■ EXTRACTED ENTRIES:
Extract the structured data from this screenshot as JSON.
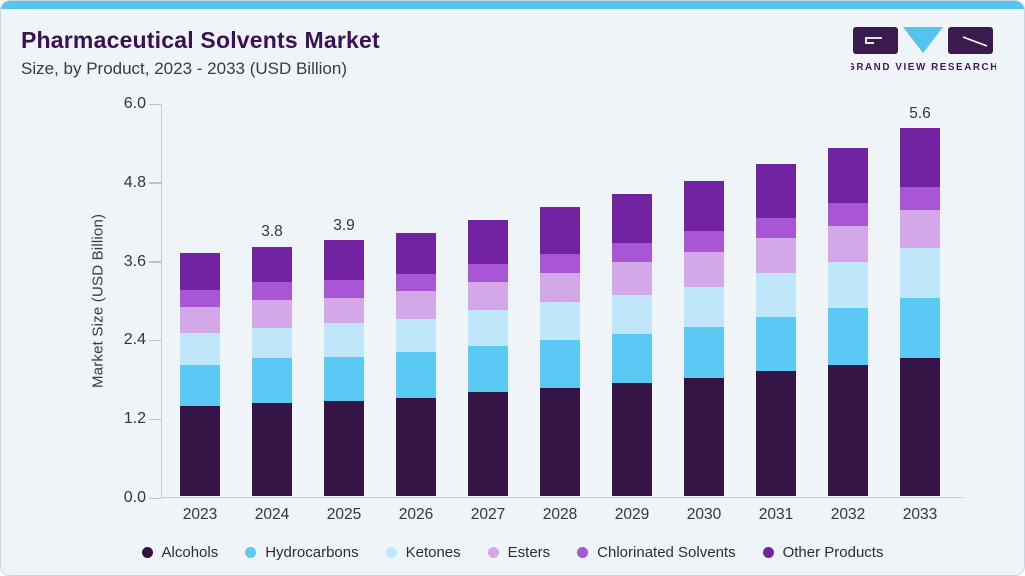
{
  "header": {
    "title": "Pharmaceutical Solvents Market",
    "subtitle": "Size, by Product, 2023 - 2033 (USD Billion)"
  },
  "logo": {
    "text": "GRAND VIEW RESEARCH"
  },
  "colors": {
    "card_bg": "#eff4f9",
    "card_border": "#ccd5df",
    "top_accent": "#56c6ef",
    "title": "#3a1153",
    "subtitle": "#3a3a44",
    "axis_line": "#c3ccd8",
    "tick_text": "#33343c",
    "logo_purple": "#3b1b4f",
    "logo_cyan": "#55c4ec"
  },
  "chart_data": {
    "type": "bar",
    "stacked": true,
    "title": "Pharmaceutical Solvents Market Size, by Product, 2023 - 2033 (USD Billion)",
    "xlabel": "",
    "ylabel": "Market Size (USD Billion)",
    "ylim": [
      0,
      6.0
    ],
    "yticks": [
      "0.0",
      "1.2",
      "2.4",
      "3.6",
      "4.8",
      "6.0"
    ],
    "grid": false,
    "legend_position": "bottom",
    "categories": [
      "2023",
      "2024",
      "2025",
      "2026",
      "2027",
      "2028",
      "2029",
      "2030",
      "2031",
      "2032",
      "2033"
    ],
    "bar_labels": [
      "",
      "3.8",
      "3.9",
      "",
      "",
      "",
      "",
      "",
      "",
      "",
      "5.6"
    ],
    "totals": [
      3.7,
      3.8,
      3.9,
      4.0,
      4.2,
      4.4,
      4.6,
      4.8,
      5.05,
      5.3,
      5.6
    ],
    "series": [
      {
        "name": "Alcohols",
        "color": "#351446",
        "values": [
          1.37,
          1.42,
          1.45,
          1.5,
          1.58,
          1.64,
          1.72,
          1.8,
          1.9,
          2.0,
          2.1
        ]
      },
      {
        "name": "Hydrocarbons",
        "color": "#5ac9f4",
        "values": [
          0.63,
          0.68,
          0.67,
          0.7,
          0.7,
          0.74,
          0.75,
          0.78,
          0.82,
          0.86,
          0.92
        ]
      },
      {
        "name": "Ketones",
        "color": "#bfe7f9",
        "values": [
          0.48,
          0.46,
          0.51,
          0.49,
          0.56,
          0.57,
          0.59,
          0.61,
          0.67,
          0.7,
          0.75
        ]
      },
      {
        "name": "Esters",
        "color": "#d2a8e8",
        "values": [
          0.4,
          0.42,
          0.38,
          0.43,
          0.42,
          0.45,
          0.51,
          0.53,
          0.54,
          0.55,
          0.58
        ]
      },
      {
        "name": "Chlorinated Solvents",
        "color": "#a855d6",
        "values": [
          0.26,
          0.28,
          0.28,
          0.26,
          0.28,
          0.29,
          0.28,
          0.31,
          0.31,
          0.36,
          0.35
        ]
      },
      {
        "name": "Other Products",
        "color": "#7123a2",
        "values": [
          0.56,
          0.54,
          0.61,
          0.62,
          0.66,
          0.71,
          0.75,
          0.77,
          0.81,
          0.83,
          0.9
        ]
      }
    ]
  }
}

■ DIRECTIVE: Transcribe every record above exactly as written, leaving out any pictures.

■ SOLUTION TO THIS PROBLEM:
Extract the structured data from this screenshot as JSON.
{
  "header": {
    "title": "Pharmaceutical Solvents Market",
    "subtitle": "Size, by Product, 2023 - 2033 (USD Billion)"
  },
  "logo": {
    "text": "GRAND VIEW RESEARCH"
  },
  "colors": {
    "card_bg": "#eff4f9",
    "card_border": "#ccd5df",
    "top_accent": "#56c6ef",
    "title": "#3a1153",
    "subtitle": "#3a3a44",
    "axis_line": "#c3ccd8",
    "tick_text": "#33343c",
    "logo_purple": "#3b1b4f",
    "logo_cyan": "#55c4ec"
  },
  "chart_data": {
    "type": "bar",
    "stacked": true,
    "title": "Pharmaceutical Solvents Market Size, by Product, 2023 - 2033 (USD Billion)",
    "xlabel": "",
    "ylabel": "Market Size (USD Billion)",
    "ylim": [
      0,
      6.0
    ],
    "yticks": [
      "0.0",
      "1.2",
      "2.4",
      "3.6",
      "4.8",
      "6.0"
    ],
    "grid": false,
    "legend_position": "bottom",
    "categories": [
      "2023",
      "2024",
      "2025",
      "2026",
      "2027",
      "2028",
      "2029",
      "2030",
      "2031",
      "2032",
      "2033"
    ],
    "bar_labels": [
      "",
      "3.8",
      "3.9",
      "",
      "",
      "",
      "",
      "",
      "",
      "",
      "5.6"
    ],
    "totals": [
      3.7,
      3.8,
      3.9,
      4.0,
      4.2,
      4.4,
      4.6,
      4.8,
      5.05,
      5.3,
      5.6
    ],
    "series": [
      {
        "name": "Alcohols",
        "color": "#351446",
        "values": [
          1.37,
          1.42,
          1.45,
          1.5,
          1.58,
          1.64,
          1.72,
          1.8,
          1.9,
          2.0,
          2.1
        ]
      },
      {
        "name": "Hydrocarbons",
        "color": "#5ac9f4",
        "values": [
          0.63,
          0.68,
          0.67,
          0.7,
          0.7,
          0.74,
          0.75,
          0.78,
          0.82,
          0.86,
          0.92
        ]
      },
      {
        "name": "Ketones",
        "color": "#bfe7f9",
        "values": [
          0.48,
          0.46,
          0.51,
          0.49,
          0.56,
          0.57,
          0.59,
          0.61,
          0.67,
          0.7,
          0.75
        ]
      },
      {
        "name": "Esters",
        "color": "#d2a8e8",
        "values": [
          0.4,
          0.42,
          0.38,
          0.43,
          0.42,
          0.45,
          0.51,
          0.53,
          0.54,
          0.55,
          0.58
        ]
      },
      {
        "name": "Chlorinated Solvents",
        "color": "#a855d6",
        "values": [
          0.26,
          0.28,
          0.28,
          0.26,
          0.28,
          0.29,
          0.28,
          0.31,
          0.31,
          0.36,
          0.35
        ]
      },
      {
        "name": "Other Products",
        "color": "#7123a2",
        "values": [
          0.56,
          0.54,
          0.61,
          0.62,
          0.66,
          0.71,
          0.75,
          0.77,
          0.81,
          0.83,
          0.9
        ]
      }
    ]
  }
}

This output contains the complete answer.